Can you repeat these items word for word, leaving out the pictures?

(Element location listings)
* * * * *

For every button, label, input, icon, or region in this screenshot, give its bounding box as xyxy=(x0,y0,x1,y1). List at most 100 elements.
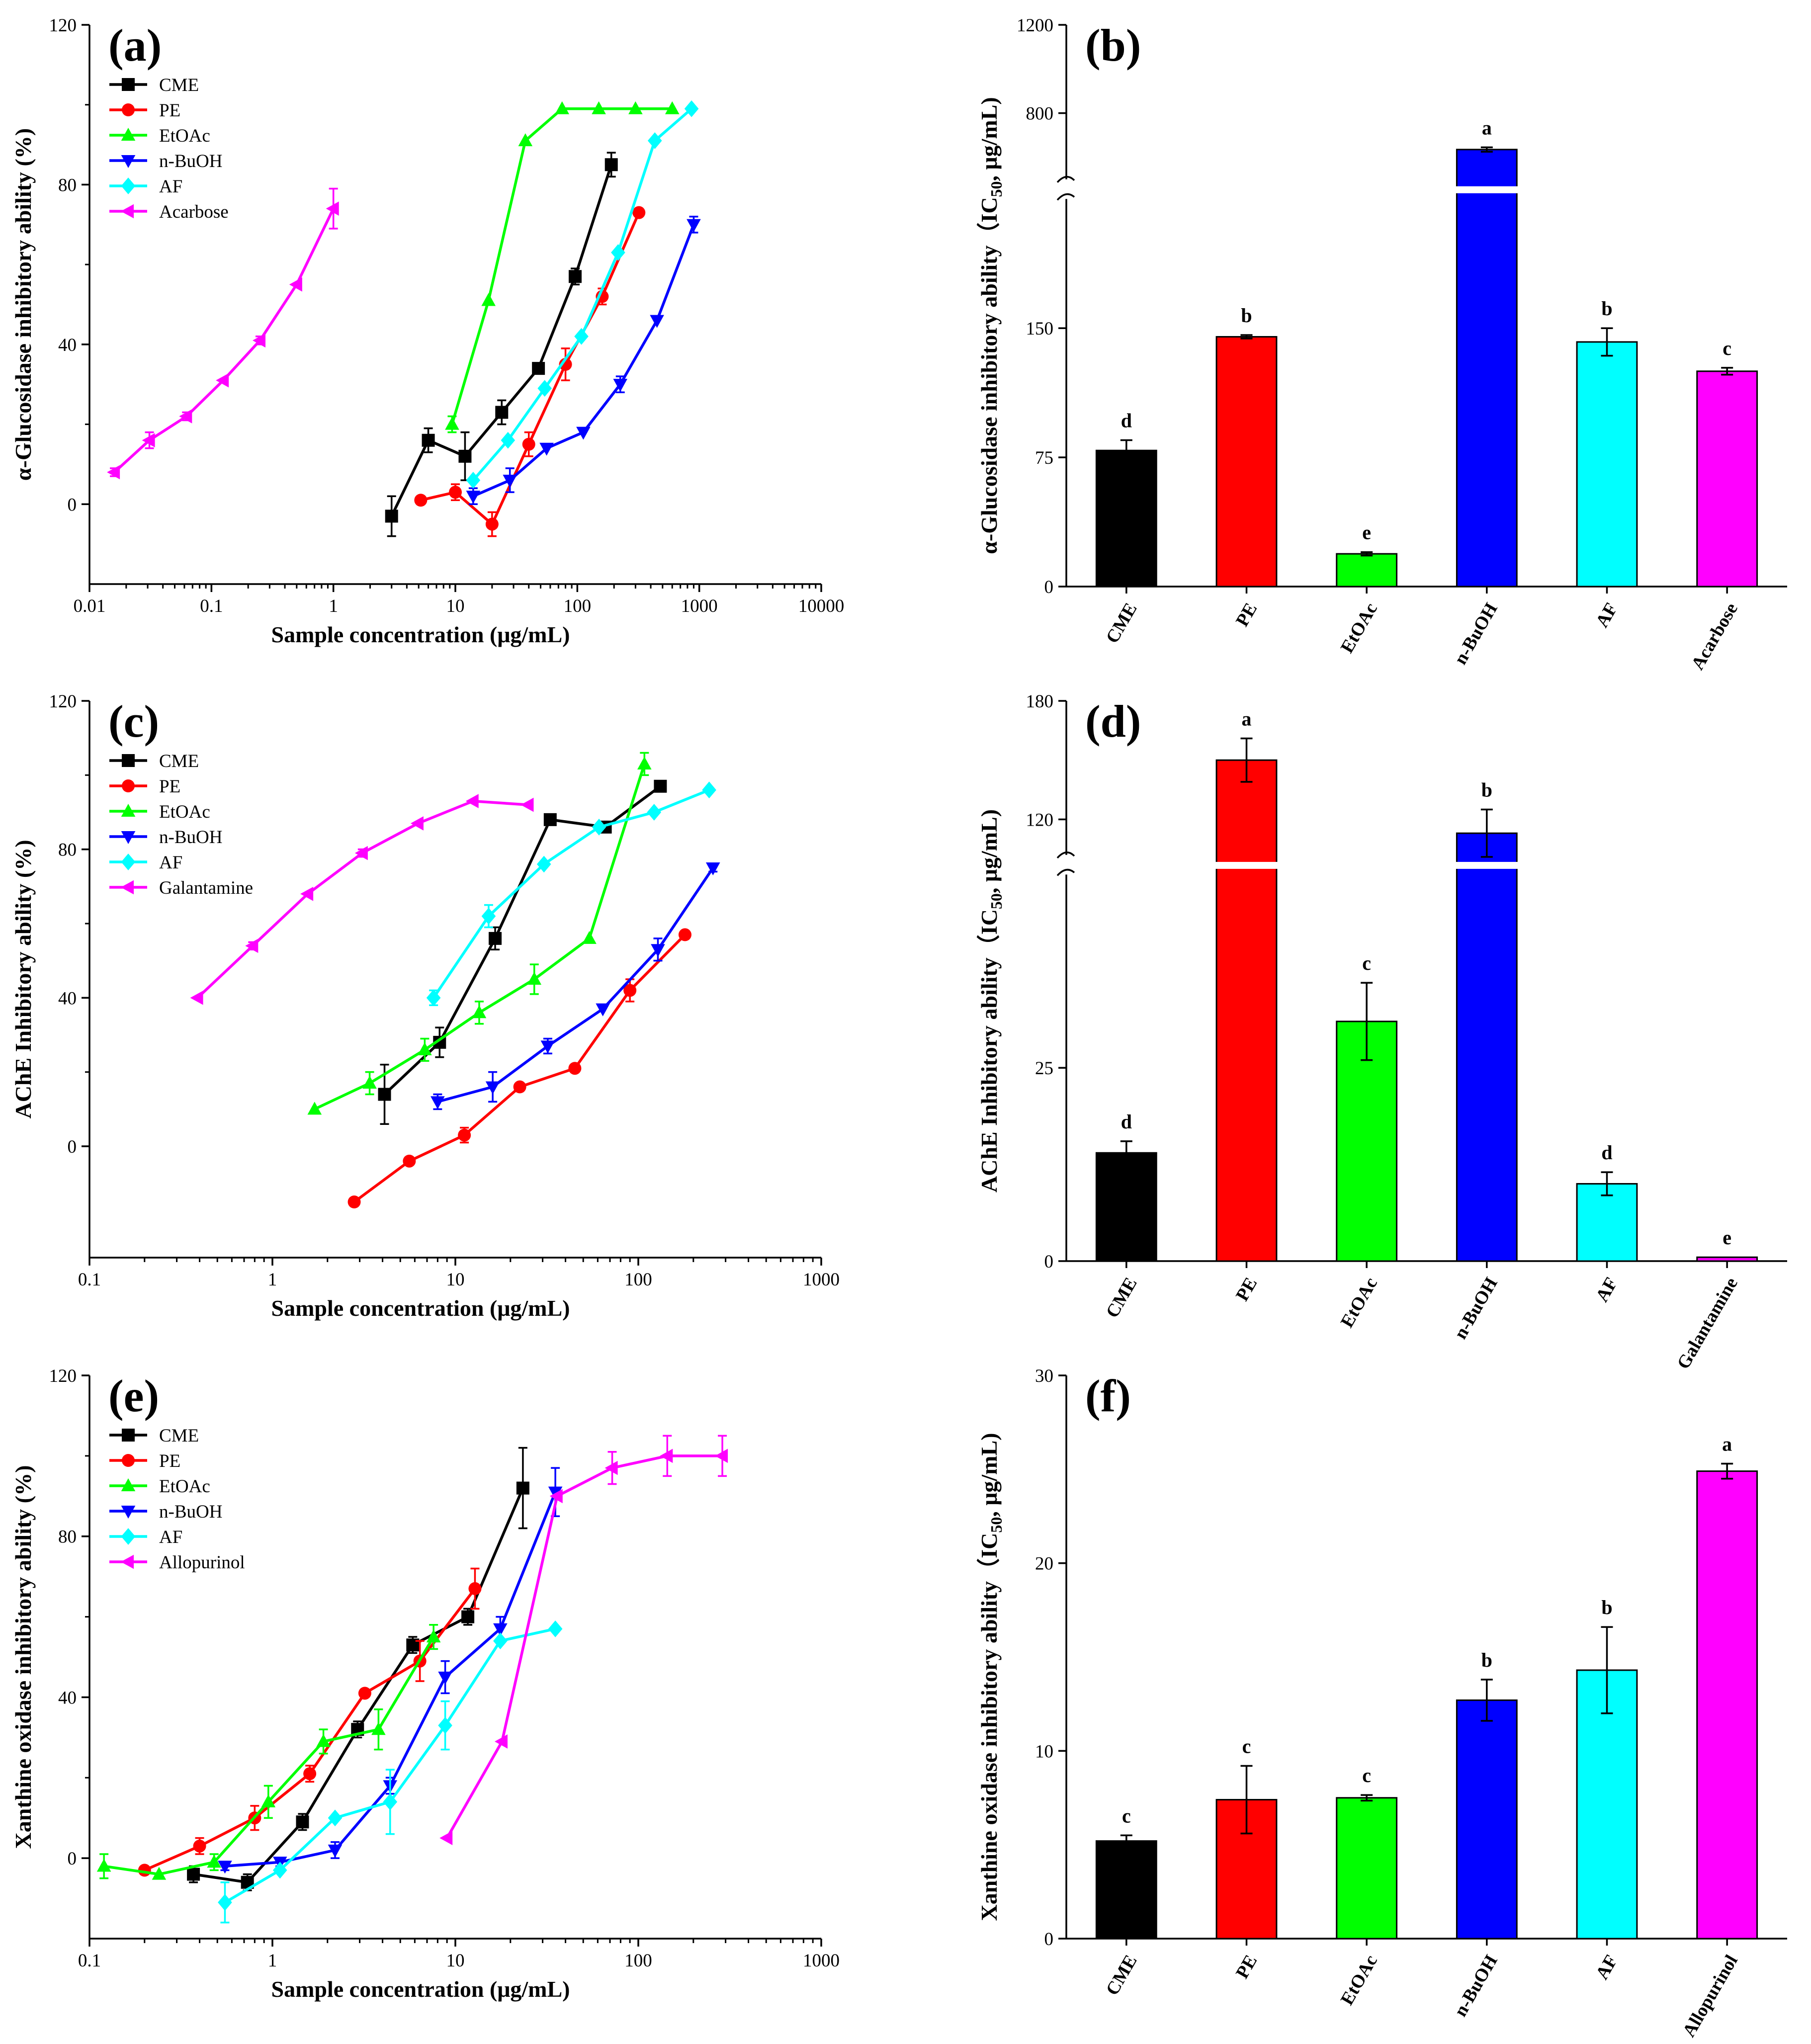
bar-Galantamine xyxy=(1696,1256,1758,1262)
significance-letter: d xyxy=(1121,409,1132,431)
data-point xyxy=(623,984,637,997)
data-point xyxy=(485,517,499,531)
data-point xyxy=(537,380,552,397)
x-tick-label: 10 xyxy=(446,596,465,616)
x-tick-label: 0.1 xyxy=(200,596,223,616)
data-point xyxy=(179,409,192,424)
data-point xyxy=(527,972,542,985)
panel-label: (e) xyxy=(108,1370,159,1421)
y-axis-title: α-Glucosidase inhibitory ability (%) xyxy=(10,128,36,481)
data-point xyxy=(193,1839,206,1853)
series-CME xyxy=(385,152,618,537)
data-point xyxy=(326,201,339,216)
legend-marker xyxy=(121,880,134,895)
significance-letter: e xyxy=(1362,521,1371,544)
series-Galantamine xyxy=(190,794,534,1005)
data-point xyxy=(702,781,716,799)
legend-label: AF xyxy=(159,852,182,873)
data-point xyxy=(678,928,691,941)
data-point xyxy=(582,931,597,944)
data-point xyxy=(241,1875,254,1889)
legend-label: n-BuOH xyxy=(159,151,222,171)
series-n-BuOH xyxy=(431,862,720,1110)
significance-letter: d xyxy=(1121,1110,1132,1133)
x-tick-label: 1000 xyxy=(803,1951,840,1971)
data-point xyxy=(207,1855,221,1868)
y-axis-title-main: AChE Inhibitory ability（IC xyxy=(976,909,1002,1192)
data-point xyxy=(613,379,628,392)
x-axis-title: Sample concentration (μg/mL) xyxy=(271,1976,570,2002)
data-point xyxy=(253,333,266,348)
data-point xyxy=(296,1815,309,1829)
legend: CME PE EtOAc n-BuOH AF Galantamine xyxy=(109,751,253,898)
data-point xyxy=(300,886,314,901)
significance-letter: c xyxy=(1242,1735,1251,1758)
bar-PE xyxy=(1215,336,1278,588)
data-point xyxy=(439,1831,453,1845)
significance-letter: b xyxy=(1601,1596,1612,1618)
data-point xyxy=(445,417,459,430)
series-n-BuOH xyxy=(466,215,701,506)
legend-label: EtOAc xyxy=(159,1476,210,1497)
legend-label: CME xyxy=(159,1426,199,1446)
series-PE xyxy=(414,206,646,537)
data-point xyxy=(371,1722,386,1735)
x-tick-label: 1000 xyxy=(803,1270,840,1290)
data-point xyxy=(458,1128,471,1142)
y-tick-label: 80 xyxy=(58,840,77,860)
y-axis-title: α-Glucosidase inhibitory ability（IC50, μ… xyxy=(976,97,1005,554)
y-tick-label: 180 xyxy=(1026,691,1054,712)
data-point xyxy=(316,1734,331,1747)
data-point xyxy=(433,1035,446,1049)
x-tick-label: 0.1 xyxy=(78,1951,101,1971)
x-tick-label: 0.01 xyxy=(74,596,106,616)
bar-n-BuOH xyxy=(1456,149,1518,588)
legend-marker xyxy=(121,1528,136,1545)
significance-letter: a xyxy=(1482,116,1492,139)
data-point xyxy=(494,1734,508,1749)
y-axis-title: Xanthine oxidase inhibitory ability（IC50… xyxy=(976,1433,1005,1921)
legend: CME PE EtOAc n-BuOH AF Acarbose xyxy=(109,75,229,222)
y-axis-title-main: α-Glucosidase inhibitory ability（IC xyxy=(976,197,1002,554)
y-tick-label: 0 xyxy=(68,1137,77,1157)
data-point xyxy=(383,1793,398,1810)
axis-break-mark xyxy=(1056,868,1075,876)
data-point xyxy=(245,938,259,953)
x-tick-label: 1 xyxy=(268,1270,277,1290)
y-axis-title-tail: , μg/mL) xyxy=(976,1433,1002,1517)
series-AF xyxy=(426,781,716,1007)
data-point xyxy=(426,1629,441,1643)
y-axis-title-subscript: 50 xyxy=(987,181,1005,197)
legend-marker xyxy=(122,1429,135,1442)
data-point xyxy=(431,1096,445,1109)
significance-letter: b xyxy=(1481,779,1492,801)
y-tick-label: 40 xyxy=(58,988,77,1009)
data-point xyxy=(422,433,435,447)
x-tick-label: 1000 xyxy=(681,596,718,616)
legend: CME PE EtOAc n-BuOH AF Allopurinol xyxy=(109,1426,245,1573)
data-point xyxy=(647,804,662,821)
data-point xyxy=(503,475,517,488)
x-tick-label: 0.1 xyxy=(78,1270,101,1290)
data-point xyxy=(493,1623,508,1636)
data-point xyxy=(518,133,533,147)
data-point xyxy=(516,1481,529,1495)
y-tick-label: 120 xyxy=(49,15,77,36)
data-point xyxy=(532,362,545,375)
series-PE xyxy=(347,928,691,1208)
bar-EtOAc xyxy=(1336,1797,1398,1940)
axis-break-mark xyxy=(1056,176,1075,183)
data-point xyxy=(520,797,534,812)
data-point xyxy=(592,818,606,836)
data-point xyxy=(628,101,643,114)
panel-label: (b) xyxy=(1085,20,1141,71)
y-tick-label: 20 xyxy=(1035,1554,1053,1574)
data-point xyxy=(468,1582,482,1595)
data-point xyxy=(540,1040,555,1054)
data-point xyxy=(403,1154,416,1168)
data-point xyxy=(632,206,646,219)
panel-label: (f) xyxy=(1085,1370,1131,1421)
y-axis-title: AChE Inhibitory ability（IC50, μg/mL) xyxy=(976,809,1005,1192)
data-point xyxy=(501,431,516,449)
panel-label: (a) xyxy=(108,20,162,71)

* * * * *

- _Finished task_
For every button, label, input, icon, or region in this screenshot, give its bounding box as xyxy=(x0,y0,x1,y1). List at most 100 elements.
bar-Galantamine xyxy=(1696,1256,1758,1262)
significance-letter: d xyxy=(1121,409,1132,431)
data-point xyxy=(623,984,637,997)
data-point xyxy=(485,517,499,531)
data-point xyxy=(537,380,552,397)
x-tick-label: 10 xyxy=(446,596,465,616)
x-tick-label: 0.1 xyxy=(200,596,223,616)
data-point xyxy=(179,409,192,424)
data-point xyxy=(527,972,542,985)
panel-label: (e) xyxy=(108,1370,159,1421)
y-axis-title: α-Glucosidase inhibitory ability (%) xyxy=(10,128,36,481)
data-point xyxy=(193,1839,206,1853)
series-CME xyxy=(385,152,618,537)
data-point xyxy=(326,201,339,216)
legend-marker xyxy=(121,880,134,895)
significance-letter: e xyxy=(1362,521,1371,544)
series-Galantamine xyxy=(190,794,534,1005)
data-point xyxy=(702,781,716,799)
legend-label: AF xyxy=(159,852,182,873)
data-point xyxy=(678,928,691,941)
data-point xyxy=(582,931,597,944)
data-point xyxy=(241,1875,254,1889)
legend-label: n-BuOH xyxy=(159,151,222,171)
series-n-BuOH xyxy=(431,862,720,1110)
significance-letter: d xyxy=(1121,1110,1132,1133)
x-tick-label: 1000 xyxy=(803,1951,840,1971)
data-point xyxy=(207,1855,221,1868)
y-axis-title-main: AChE Inhibitory ability（IC xyxy=(976,909,1002,1192)
data-point xyxy=(613,379,628,392)
x-axis-title: Sample concentration (μg/mL) xyxy=(271,1976,570,2002)
data-point xyxy=(253,333,266,348)
data-point xyxy=(296,1815,309,1829)
legend: CME PE EtOAc n-BuOH AF Galantamine xyxy=(109,751,253,898)
data-point xyxy=(300,886,314,901)
significance-letter: c xyxy=(1242,1735,1251,1758)
bar-PE xyxy=(1215,336,1278,588)
data-point xyxy=(439,1831,453,1845)
significance-letter: b xyxy=(1601,1596,1612,1618)
data-point xyxy=(445,417,459,430)
series-n-BuOH xyxy=(466,215,701,506)
legend-label: EtOAc xyxy=(159,1476,210,1497)
legend-label: CME xyxy=(159,1426,199,1446)
series-PE xyxy=(414,206,646,537)
data-point xyxy=(371,1722,386,1735)
x-tick-label: 1000 xyxy=(803,1270,840,1290)
data-point xyxy=(458,1128,471,1142)
y-tick-label: 80 xyxy=(58,840,77,860)
y-axis-title: α-Glucosidase inhibitory ability（IC50, μ… xyxy=(976,97,1005,554)
y-tick-label: 180 xyxy=(1026,691,1054,712)
data-point xyxy=(316,1734,331,1747)
data-point xyxy=(433,1035,446,1049)
x-tick-label: 0.1 xyxy=(78,1951,101,1971)
x-tick-label: 0.01 xyxy=(74,596,106,616)
bar-n-BuOH xyxy=(1456,149,1518,588)
legend-marker xyxy=(121,1528,136,1545)
significance-letter: a xyxy=(1482,116,1492,139)
data-point xyxy=(494,1734,508,1749)
y-axis-title: Xanthine oxidase inhibitory ability（IC50… xyxy=(976,1433,1005,1921)
legend: CME PE EtOAc n-BuOH AF Acarbose xyxy=(109,75,229,222)
y-axis-title-main: α-Glucosidase inhibitory ability（IC xyxy=(976,197,1002,554)
y-tick-label: 0 xyxy=(68,1137,77,1157)
data-point xyxy=(383,1793,398,1810)
axis-break-mark xyxy=(1056,868,1075,876)
data-point xyxy=(245,938,259,953)
x-tick-label: 1 xyxy=(268,1270,277,1290)
y-axis-title-tail: , μg/mL) xyxy=(976,1433,1002,1517)
series-AF xyxy=(426,781,716,1007)
data-point xyxy=(426,1629,441,1643)
y-axis-title-subscript: 50 xyxy=(987,181,1005,197)
legend-marker xyxy=(122,1429,135,1442)
data-point xyxy=(431,1096,445,1109)
significance-letter: b xyxy=(1481,779,1492,801)
y-tick-label: 40 xyxy=(58,988,77,1009)
data-point xyxy=(422,433,435,447)
x-tick-label: 1000 xyxy=(681,596,718,616)
legend: CME PE EtOAc n-BuOH AF Allopurinol xyxy=(109,1426,245,1573)
data-point xyxy=(647,804,662,821)
data-point xyxy=(503,475,517,488)
x-tick-label: 0.1 xyxy=(78,1270,101,1290)
data-point xyxy=(493,1623,508,1636)
data-point xyxy=(518,133,533,147)
data-point xyxy=(516,1481,529,1495)
y-tick-label: 120 xyxy=(49,15,77,36)
data-point xyxy=(532,362,545,375)
series-PE xyxy=(347,928,691,1208)
bar-EtOAc xyxy=(1336,1797,1398,1940)
axis-break-mark xyxy=(1056,176,1075,183)
data-point xyxy=(520,797,534,812)
data-point xyxy=(592,818,606,836)
data-point xyxy=(628,101,643,114)
panel-label: (b) xyxy=(1085,20,1141,71)
y-tick-label: 20 xyxy=(1035,1554,1053,1574)
data-point xyxy=(468,1582,482,1595)
data-point xyxy=(540,1040,555,1054)
data-point xyxy=(403,1154,416,1168)
data-point xyxy=(632,206,646,219)
panel-label: (f) xyxy=(1085,1370,1131,1421)
y-axis-title: AChE Inhibitory ability（IC50, μg/mL) xyxy=(976,809,1005,1192)
data-point xyxy=(501,431,516,449)
panel-label: (a) xyxy=(108,20,162,71)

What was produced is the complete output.